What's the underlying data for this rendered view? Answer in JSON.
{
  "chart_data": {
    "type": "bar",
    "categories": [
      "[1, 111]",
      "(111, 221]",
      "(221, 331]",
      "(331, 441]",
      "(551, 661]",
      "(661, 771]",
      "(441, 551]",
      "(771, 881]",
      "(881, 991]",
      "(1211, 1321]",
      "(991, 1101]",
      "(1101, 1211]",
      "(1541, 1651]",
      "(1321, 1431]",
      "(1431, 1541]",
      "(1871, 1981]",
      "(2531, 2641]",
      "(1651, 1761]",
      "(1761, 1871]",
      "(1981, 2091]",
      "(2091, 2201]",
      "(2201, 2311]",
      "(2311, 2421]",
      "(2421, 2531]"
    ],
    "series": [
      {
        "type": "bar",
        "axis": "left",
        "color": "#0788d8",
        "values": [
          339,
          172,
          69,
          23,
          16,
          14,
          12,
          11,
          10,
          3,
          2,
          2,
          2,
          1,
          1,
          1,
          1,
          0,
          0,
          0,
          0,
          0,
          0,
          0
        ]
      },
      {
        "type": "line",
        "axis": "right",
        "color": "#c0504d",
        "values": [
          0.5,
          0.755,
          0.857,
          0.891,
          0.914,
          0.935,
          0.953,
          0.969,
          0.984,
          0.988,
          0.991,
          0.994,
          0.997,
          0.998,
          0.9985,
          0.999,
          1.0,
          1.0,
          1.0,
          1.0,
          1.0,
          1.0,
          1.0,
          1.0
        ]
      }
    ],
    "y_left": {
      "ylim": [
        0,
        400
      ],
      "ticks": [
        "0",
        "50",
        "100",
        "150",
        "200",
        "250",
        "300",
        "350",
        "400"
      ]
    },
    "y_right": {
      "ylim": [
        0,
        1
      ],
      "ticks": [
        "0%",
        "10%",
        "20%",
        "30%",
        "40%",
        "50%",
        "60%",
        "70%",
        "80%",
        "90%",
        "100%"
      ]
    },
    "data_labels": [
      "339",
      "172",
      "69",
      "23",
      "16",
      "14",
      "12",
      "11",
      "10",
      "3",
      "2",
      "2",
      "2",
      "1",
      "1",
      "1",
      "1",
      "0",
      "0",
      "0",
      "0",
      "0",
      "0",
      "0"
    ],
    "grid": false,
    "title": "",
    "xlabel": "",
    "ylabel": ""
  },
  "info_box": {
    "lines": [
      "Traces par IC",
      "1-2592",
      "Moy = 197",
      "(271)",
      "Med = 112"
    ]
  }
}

────────────────────

Your task — Reproduce all of the material above word for word.

Reply —
What's the underlying data for this rendered view? Answer in JSON.
{
  "chart_data": {
    "type": "bar",
    "categories": [
      "[1, 111]",
      "(111, 221]",
      "(221, 331]",
      "(331, 441]",
      "(551, 661]",
      "(661, 771]",
      "(441, 551]",
      "(771, 881]",
      "(881, 991]",
      "(1211, 1321]",
      "(991, 1101]",
      "(1101, 1211]",
      "(1541, 1651]",
      "(1321, 1431]",
      "(1431, 1541]",
      "(1871, 1981]",
      "(2531, 2641]",
      "(1651, 1761]",
      "(1761, 1871]",
      "(1981, 2091]",
      "(2091, 2201]",
      "(2201, 2311]",
      "(2311, 2421]",
      "(2421, 2531]"
    ],
    "series": [
      {
        "type": "bar",
        "axis": "left",
        "color": "#0788d8",
        "values": [
          339,
          172,
          69,
          23,
          16,
          14,
          12,
          11,
          10,
          3,
          2,
          2,
          2,
          1,
          1,
          1,
          1,
          0,
          0,
          0,
          0,
          0,
          0,
          0
        ]
      },
      {
        "type": "line",
        "axis": "right",
        "color": "#c0504d",
        "values": [
          0.5,
          0.755,
          0.857,
          0.891,
          0.914,
          0.935,
          0.953,
          0.969,
          0.984,
          0.988,
          0.991,
          0.994,
          0.997,
          0.998,
          0.9985,
          0.999,
          1.0,
          1.0,
          1.0,
          1.0,
          1.0,
          1.0,
          1.0,
          1.0
        ]
      }
    ],
    "y_left": {
      "ylim": [
        0,
        400
      ],
      "ticks": [
        "0",
        "50",
        "100",
        "150",
        "200",
        "250",
        "300",
        "350",
        "400"
      ]
    },
    "y_right": {
      "ylim": [
        0,
        1
      ],
      "ticks": [
        "0%",
        "10%",
        "20%",
        "30%",
        "40%",
        "50%",
        "60%",
        "70%",
        "80%",
        "90%",
        "100%"
      ]
    },
    "data_labels": [
      "339",
      "172",
      "69",
      "23",
      "16",
      "14",
      "12",
      "11",
      "10",
      "3",
      "2",
      "2",
      "2",
      "1",
      "1",
      "1",
      "1",
      "0",
      "0",
      "0",
      "0",
      "0",
      "0",
      "0"
    ],
    "grid": false,
    "title": "",
    "xlabel": "",
    "ylabel": ""
  },
  "info_box": {
    "lines": [
      "Traces par IC",
      "1-2592",
      "Moy = 197",
      "(271)",
      "Med = 112"
    ]
  }
}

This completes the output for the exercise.